<<<<
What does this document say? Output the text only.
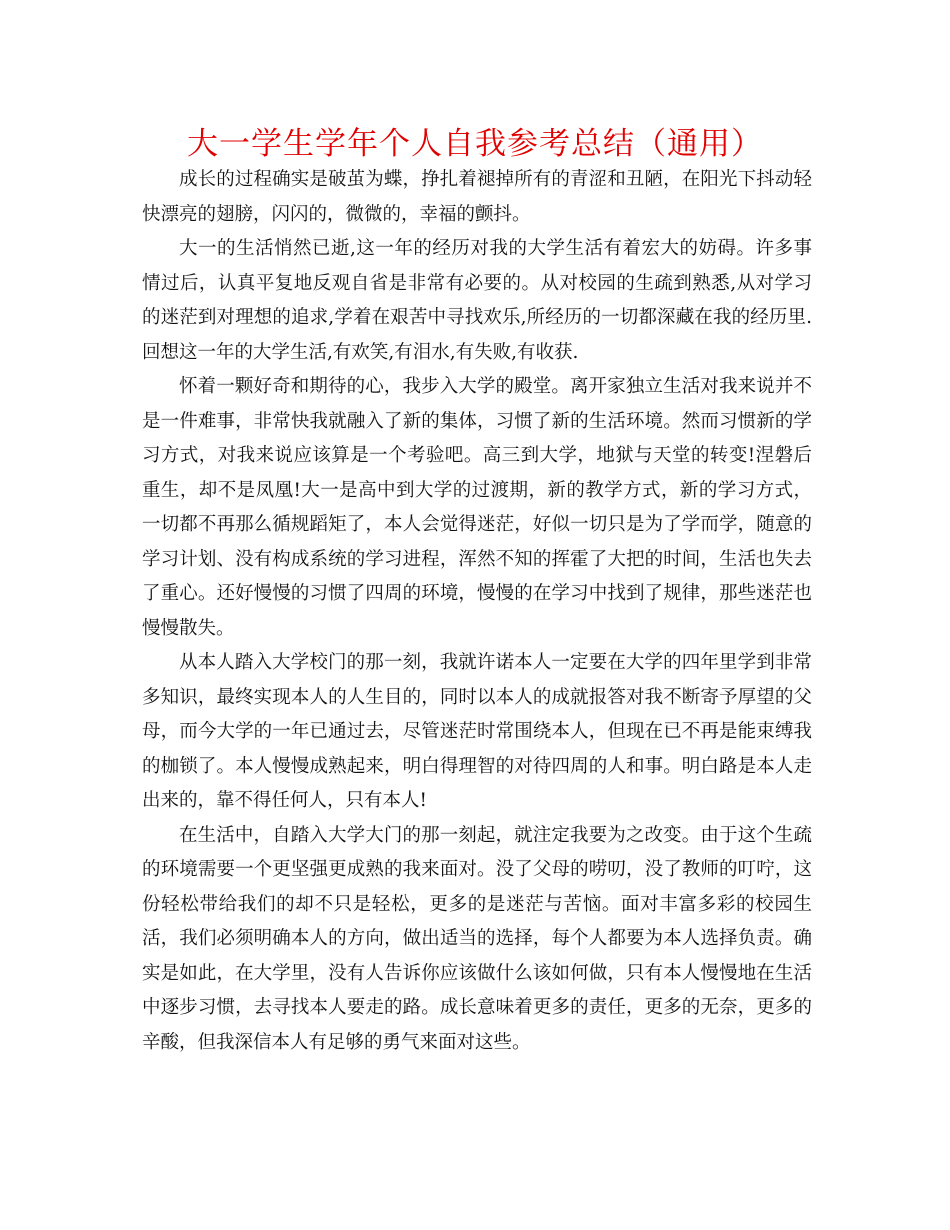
大一学生学年个人自我参考总结（通用）

成长的过程确实是破茧为蝶，挣扎着褪掉所有的青涩和丑陋，在阳光下抖动轻快漂亮的翅膀，闪闪的，微微的，幸福的颤抖。

大一的生活悄然已逝,这一年的经历对我的大学生活有着宏大的妨碍。许多事情过后，认真平复地反观自省是非常有必要的。从对校园的生疏到熟悉,从对学习的迷茫到对理想的追求,学着在艰苦中寻找欢乐,所经历的一切都深藏在我的经历里.回想这一年的大学生活,有欢笑,有泪水,有失败,有收获.

怀着一颗好奇和期待的心，我步入大学的殿堂。离开家独立生活对我来说并不是一件难事，非常快我就融入了新的集体，习惯了新的生活环境。然而习惯新的学习方式，对我来说应该算是一个考验吧。高三到大学，地狱与天堂的转变!涅磐后重生，却不是凤凰!大一是高中到大学的过渡期，新的教学方式，新的学习方式，一切都不再那么循规蹈矩了，本人会觉得迷茫，好似一切只是为了学而学，随意的学习计划、没有构成系统的学习进程，浑然不知的挥霍了大把的时间，生活也失去了重心。还好慢慢的习惯了四周的环境，慢慢的在学习中找到了规律，那些迷茫也慢慢散失。

从本人踏入大学校门的那一刻，我就许诺本人一定要在大学的四年里学到非常多知识，最终实现本人的人生目的，同时以本人的成就报答对我不断寄予厚望的父母，而今大学的一年已通过去，尽管迷茫时常围绕本人，但现在已不再是能束缚我的枷锁了。本人慢慢成熟起来，明白得理智的对待四周的人和事。明白路是本人走出来的，靠不得任何人，只有本人!

在生活中，自踏入大学大门的那一刻起，就注定我要为之改变。由于这个生疏的环境需要一个更坚强更成熟的我来面对。没了父母的唠叨，没了教师的叮咛，这份轻松带给我们的却不只是轻松，更多的是迷茫与苦恼。面对丰富多彩的校园生活，我们必须明确本人的方向，做出适当的选择，每个人都要为本人选择负责。确实是如此，在大学里，没有人告诉你应该做什么该如何做，只有本人慢慢地在生活中逐步习惯，去寻找本人要走的路。成长意味着更多的责任，更多的无奈，更多的辛酸，但我深信本人有足够的勇气来面对这些。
>>>>
_Work instructions:_
Copy all the data exactly as written, but skip any picture.

_Result of the exercise:_
What does this document say? Output the text only.
大一学生学年个人自我参考总结（通用）

成长的过程确实是破茧为蝶，挣扎着褪掉所有的青涩和丑陋，在阳光下抖动轻快漂亮的翅膀，闪闪的，微微的，幸福的颤抖。

大一的生活悄然已逝,这一年的经历对我的大学生活有着宏大的妨碍。许多事情过后，认真平复地反观自省是非常有必要的。从对校园的生疏到熟悉,从对学习的迷茫到对理想的追求,学着在艰苦中寻找欢乐,所经历的一切都深藏在我的经历里.回想这一年的大学生活,有欢笑,有泪水,有失败,有收获.

怀着一颗好奇和期待的心，我步入大学的殿堂。离开家独立生活对我来说并不是一件难事，非常快我就融入了新的集体，习惯了新的生活环境。然而习惯新的学习方式，对我来说应该算是一个考验吧。高三到大学，地狱与天堂的转变!涅磐后重生，却不是凤凰!大一是高中到大学的过渡期，新的教学方式，新的学习方式，一切都不再那么循规蹈矩了，本人会觉得迷茫，好似一切只是为了学而学，随意的学习计划、没有构成系统的学习进程，浑然不知的挥霍了大把的时间，生活也失去了重心。还好慢慢的习惯了四周的环境，慢慢的在学习中找到了规律，那些迷茫也慢慢散失。

从本人踏入大学校门的那一刻，我就许诺本人一定要在大学的四年里学到非常多知识，最终实现本人的人生目的，同时以本人的成就报答对我不断寄予厚望的父母，而今大学的一年已通过去，尽管迷茫时常围绕本人，但现在已不再是能束缚我的枷锁了。本人慢慢成熟起来，明白得理智的对待四周的人和事。明白路是本人走出来的，靠不得任何人，只有本人!

在生活中，自踏入大学大门的那一刻起，就注定我要为之改变。由于这个生疏的环境需要一个更坚强更成熟的我来面对。没了父母的唠叨，没了教师的叮咛，这份轻松带给我们的却不只是轻松，更多的是迷茫与苦恼。面对丰富多彩的校园生活，我们必须明确本人的方向，做出适当的选择，每个人都要为本人选择负责。确实是如此，在大学里，没有人告诉你应该做什么该如何做，只有本人慢慢地在生活中逐步习惯，去寻找本人要走的路。成长意味着更多的责任，更多的无奈，更多的辛酸，但我深信本人有足够的勇气来面对这些。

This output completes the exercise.